-- start of DATA SECTION --

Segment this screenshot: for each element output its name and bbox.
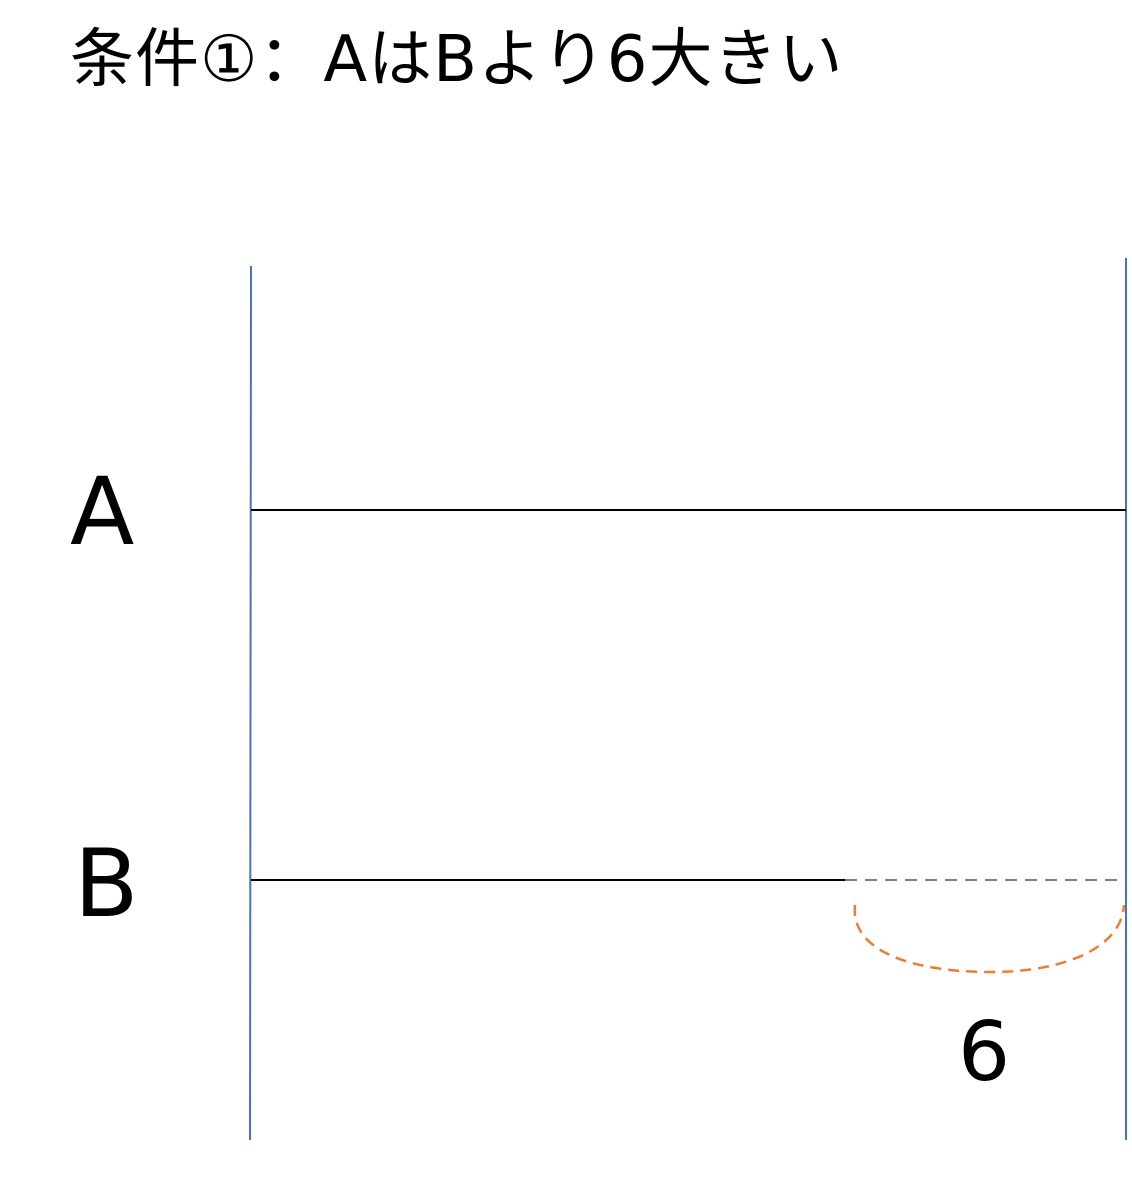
left-boundary-line bbox=[249, 265, 252, 1141]
bar-b-label: B bbox=[74, 830, 139, 939]
difference-label: 6 bbox=[958, 1005, 1011, 1100]
page-title: 条件①：AはBより6大きい bbox=[70, 23, 844, 97]
difference-brace bbox=[853, 904, 1126, 974]
bar-a-label: A bbox=[70, 458, 135, 567]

-- end of DATA SECTION --

INSTRUCTIONS FOR THE TASK » Please format the records above as a numbered list, one line per item, with blank lines left out and the pictures omitted.

WRITTEN SOLUTION »
1. Segment this screenshot: for each element output its name and bbox.
2. left-boundary-line bbox=[249, 265, 252, 1141]
3. bar-b-label: B bbox=[74, 830, 139, 939]
4. difference-label: 6 bbox=[958, 1005, 1011, 1100]
5. page-title: 条件①：AはBより6大きい bbox=[70, 23, 844, 97]
6. difference-brace bbox=[853, 904, 1126, 974]
7. bar-a-label: A bbox=[70, 458, 135, 567]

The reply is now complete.